EXERCISE OBJECTIVE.
Would you quote the material below in full and unchanged?

[Dataset records]
□ □ □ □
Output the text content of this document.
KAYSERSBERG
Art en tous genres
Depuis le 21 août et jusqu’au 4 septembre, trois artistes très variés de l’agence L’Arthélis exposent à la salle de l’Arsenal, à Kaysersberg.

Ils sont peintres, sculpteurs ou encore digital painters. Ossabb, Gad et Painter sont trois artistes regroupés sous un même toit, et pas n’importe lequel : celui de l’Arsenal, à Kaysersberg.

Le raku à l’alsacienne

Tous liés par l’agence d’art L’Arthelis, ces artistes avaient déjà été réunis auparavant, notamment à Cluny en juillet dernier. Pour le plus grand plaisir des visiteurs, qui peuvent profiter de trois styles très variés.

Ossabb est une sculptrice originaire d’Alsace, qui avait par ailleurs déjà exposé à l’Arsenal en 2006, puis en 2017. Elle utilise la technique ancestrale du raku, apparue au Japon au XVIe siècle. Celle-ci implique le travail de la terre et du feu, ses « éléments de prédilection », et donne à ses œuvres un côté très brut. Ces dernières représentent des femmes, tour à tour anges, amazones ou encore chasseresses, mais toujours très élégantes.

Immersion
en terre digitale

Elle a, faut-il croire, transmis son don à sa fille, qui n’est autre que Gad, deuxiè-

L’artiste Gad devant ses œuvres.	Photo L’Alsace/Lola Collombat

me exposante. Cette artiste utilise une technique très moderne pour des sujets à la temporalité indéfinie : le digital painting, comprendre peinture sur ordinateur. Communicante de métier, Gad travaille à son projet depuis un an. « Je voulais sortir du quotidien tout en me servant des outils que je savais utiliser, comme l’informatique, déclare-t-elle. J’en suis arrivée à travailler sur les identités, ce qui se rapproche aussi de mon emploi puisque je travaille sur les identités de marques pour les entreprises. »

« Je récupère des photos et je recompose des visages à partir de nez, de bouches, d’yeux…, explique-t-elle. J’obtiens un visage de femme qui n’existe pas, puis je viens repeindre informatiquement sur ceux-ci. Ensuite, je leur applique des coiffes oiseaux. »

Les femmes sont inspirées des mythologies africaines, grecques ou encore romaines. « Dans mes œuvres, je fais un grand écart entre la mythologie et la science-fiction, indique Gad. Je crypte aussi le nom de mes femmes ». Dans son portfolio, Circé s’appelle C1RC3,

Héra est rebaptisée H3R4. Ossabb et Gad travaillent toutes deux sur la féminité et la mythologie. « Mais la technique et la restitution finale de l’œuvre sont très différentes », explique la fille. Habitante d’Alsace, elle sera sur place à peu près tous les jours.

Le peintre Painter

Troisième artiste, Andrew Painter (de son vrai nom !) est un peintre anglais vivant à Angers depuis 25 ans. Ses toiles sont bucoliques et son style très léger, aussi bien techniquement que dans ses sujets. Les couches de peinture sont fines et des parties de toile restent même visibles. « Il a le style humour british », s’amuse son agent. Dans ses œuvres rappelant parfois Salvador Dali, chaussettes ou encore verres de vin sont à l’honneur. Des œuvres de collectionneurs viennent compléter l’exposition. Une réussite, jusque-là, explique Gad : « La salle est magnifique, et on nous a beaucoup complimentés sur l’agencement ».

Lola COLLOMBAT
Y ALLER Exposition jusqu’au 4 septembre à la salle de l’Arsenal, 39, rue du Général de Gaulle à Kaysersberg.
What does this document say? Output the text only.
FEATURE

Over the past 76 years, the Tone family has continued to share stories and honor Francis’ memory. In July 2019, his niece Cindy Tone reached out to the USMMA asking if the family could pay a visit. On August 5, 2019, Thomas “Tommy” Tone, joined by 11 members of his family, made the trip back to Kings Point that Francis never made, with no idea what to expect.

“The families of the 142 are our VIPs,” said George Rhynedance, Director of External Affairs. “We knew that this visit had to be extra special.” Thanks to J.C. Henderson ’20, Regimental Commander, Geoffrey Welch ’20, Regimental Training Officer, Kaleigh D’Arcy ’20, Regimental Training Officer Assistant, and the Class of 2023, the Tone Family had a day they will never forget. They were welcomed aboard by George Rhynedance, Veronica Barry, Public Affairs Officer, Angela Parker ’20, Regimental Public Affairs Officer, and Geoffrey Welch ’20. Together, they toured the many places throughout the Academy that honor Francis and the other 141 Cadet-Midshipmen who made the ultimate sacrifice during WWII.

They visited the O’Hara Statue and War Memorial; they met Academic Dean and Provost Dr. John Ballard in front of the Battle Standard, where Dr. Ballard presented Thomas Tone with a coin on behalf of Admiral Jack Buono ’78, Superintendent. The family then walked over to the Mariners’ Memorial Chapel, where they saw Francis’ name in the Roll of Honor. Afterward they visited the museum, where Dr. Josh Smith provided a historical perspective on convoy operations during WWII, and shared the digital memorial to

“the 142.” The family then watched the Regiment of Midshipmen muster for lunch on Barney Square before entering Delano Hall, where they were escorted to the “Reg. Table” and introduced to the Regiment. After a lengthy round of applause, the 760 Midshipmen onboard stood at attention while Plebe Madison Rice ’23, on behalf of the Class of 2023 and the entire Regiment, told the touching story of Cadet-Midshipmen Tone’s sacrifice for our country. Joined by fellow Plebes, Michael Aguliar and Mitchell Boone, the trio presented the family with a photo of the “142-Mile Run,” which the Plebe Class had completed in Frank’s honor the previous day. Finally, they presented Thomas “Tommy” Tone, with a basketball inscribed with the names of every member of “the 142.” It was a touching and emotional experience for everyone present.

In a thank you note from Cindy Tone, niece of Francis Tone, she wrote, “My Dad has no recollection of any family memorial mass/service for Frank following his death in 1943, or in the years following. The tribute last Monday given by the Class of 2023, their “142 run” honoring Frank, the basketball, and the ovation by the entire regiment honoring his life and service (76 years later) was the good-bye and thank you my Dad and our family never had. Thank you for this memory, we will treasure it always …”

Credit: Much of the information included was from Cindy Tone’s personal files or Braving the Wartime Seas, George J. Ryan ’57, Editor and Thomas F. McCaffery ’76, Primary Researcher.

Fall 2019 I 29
□ □ □ □
RESULT.
Output the text content of this document.
KAYSERSBERG
Art en tous genres
Depuis le 21 août et jusqu’au 4 septembre, trois artistes très variés de l’agence L’Arthélis exposent à la salle de l’Arsenal, à Kaysersberg.

Ils sont peintres, sculpteurs ou encore digital painters. Ossabb, Gad et Painter sont trois artistes regroupés sous un même toit, et pas n’importe lequel : celui de l’Arsenal, à Kaysersberg.

Le raku à l’alsacienne

Tous liés par l’agence d’art L’Arthelis, ces artistes avaient déjà été réunis auparavant, notamment à Cluny en juillet dernier. Pour le plus grand plaisir des visiteurs, qui peuvent profiter de trois styles très variés.

Ossabb est une sculptrice originaire d’Alsace, qui avait par ailleurs déjà exposé à l’Arsenal en 2006, puis en 2017. Elle utilise la technique ancestrale du raku, apparue au Japon au XVIe siècle. Celle-ci implique le travail de la terre et du feu, ses « éléments de prédilection », et donne à ses œuvres un côté très brut. Ces dernières représentent des femmes, tour à tour anges, amazones ou encore chasseresses, mais toujours très élégantes.

Immersion
en terre digitale

Elle a, faut-il croire, transmis son don à sa fille, qui n’est autre que Gad, deuxiè-

L’artiste Gad devant ses œuvres.	Photo L’Alsace/Lola Collombat

me exposante. Cette artiste utilise une technique très moderne pour des sujets à la temporalité indéfinie : le digital painting, comprendre peinture sur ordinateur. Communicante de métier, Gad travaille à son projet depuis un an. « Je voulais sortir du quotidien tout en me servant des outils que je savais utiliser, comme l’informatique, déclare-t-elle. J’en suis arrivée à travailler sur les identités, ce qui se rapproche aussi de mon emploi puisque je travaille sur les identités de marques pour les entreprises. »

« Je récupère des photos et je recompose des visages à partir de nez, de bouches, d’yeux…, explique-t-elle. J’obtiens un visage de femme qui n’existe pas, puis je viens repeindre informatiquement sur ceux-ci. Ensuite, je leur applique des coiffes oiseaux. »

Les femmes sont inspirées des mythologies africaines, grecques ou encore romaines. « Dans mes œuvres, je fais un grand écart entre la mythologie et la science-fiction, indique Gad. Je crypte aussi le nom de mes femmes ». Dans son portfolio, Circé s’appelle C1RC3,

Héra est rebaptisée H3R4. Ossabb et Gad travaillent toutes deux sur la féminité et la mythologie. « Mais la technique et la restitution finale de l’œuvre sont très différentes », explique la fille. Habitante d’Alsace, elle sera sur place à peu près tous les jours.

Le peintre Painter

Troisième artiste, Andrew Painter (de son vrai nom !) est un peintre anglais vivant à Angers depuis 25 ans. Ses toiles sont bucoliques et son style très léger, aussi bien techniquement que dans ses sujets. Les couches de peinture sont fines et des parties de toile restent même visibles. « Il a le style humour british », s’amuse son agent. Dans ses œuvres rappelant parfois Salvador Dali, chaussettes ou encore verres de vin sont à l’honneur. Des œuvres de collectionneurs viennent compléter l’exposition. Une réussite, jusque-là, explique Gad : « La salle est magnifique, et on nous a beaucoup complimentés sur l’agencement ».

Lola COLLOMBAT
Y ALLER Exposition jusqu’au 4 septembre à la salle de l’Arsenal, 39, rue du Général de Gaulle à Kaysersberg.
What does this document say? Output the text only.
FEATURE

Over the past 76 years, the Tone family has continued to share stories and honor Francis’ memory. In July 2019, his niece Cindy Tone reached out to the USMMA asking if the family could pay a visit. On August 5, 2019, Thomas “Tommy” Tone, joined by 11 members of his family, made the trip back to Kings Point that Francis never made, with no idea what to expect.

“The families of the 142 are our VIPs,” said George Rhynedance, Director of External Affairs. “We knew that this visit had to be extra special.” Thanks to J.C. Henderson ’20, Regimental Commander, Geoffrey Welch ’20, Regimental Training Officer, Kaleigh D’Arcy ’20, Regimental Training Officer Assistant, and the Class of 2023, the Tone Family had a day they will never forget. They were welcomed aboard by George Rhynedance, Veronica Barry, Public Affairs Officer, Angela Parker ’20, Regimental Public Affairs Officer, and Geoffrey Welch ’20. Together, they toured the many places throughout the Academy that honor Francis and the other 141 Cadet-Midshipmen who made the ultimate sacrifice during WWII.

They visited the O’Hara Statue and War Memorial; they met Academic Dean and Provost Dr. John Ballard in front of the Battle Standard, where Dr. Ballard presented Thomas Tone with a coin on behalf of Admiral Jack Buono ’78, Superintendent. The family then walked over to the Mariners’ Memorial Chapel, where they saw Francis’ name in the Roll of Honor. Afterward they visited the museum, where Dr. Josh Smith provided a historical perspective on convoy operations during WWII, and shared the digital memorial to

“the 142.” The family then watched the Regiment of Midshipmen muster for lunch on Barney Square before entering Delano Hall, where they were escorted to the “Reg. Table” and introduced to the Regiment. After a lengthy round of applause, the 760 Midshipmen onboard stood at attention while Plebe Madison Rice ’23, on behalf of the Class of 2023 and the entire Regiment, told the touching story of Cadet-Midshipmen Tone’s sacrifice for our country. Joined by fellow Plebes, Michael Aguliar and Mitchell Boone, the trio presented the family with a photo of the “142-Mile Run,” which the Plebe Class had completed in Frank’s honor the previous day. Finally, they presented Thomas “Tommy” Tone, with a basketball inscribed with the names of every member of “the 142.” It was a touching and emotional experience for everyone present.

In a thank you note from Cindy Tone, niece of Francis Tone, she wrote, “My Dad has no recollection of any family memorial mass/service for Frank following his death in 1943, or in the years following. The tribute last Monday given by the Class of 2023, their “142 run” honoring Frank, the basketball, and the ovation by the entire regiment honoring his life and service (76 years later) was the good-bye and thank you my Dad and our family never had. Thank you for this memory, we will treasure it always …”

Credit: Much of the information included was from Cindy Tone’s personal files or Braving the Wartime Seas, George J. Ryan ’57, Editor and Thomas F. McCaffery ’76, Primary Researcher.

Fall 2019 I 29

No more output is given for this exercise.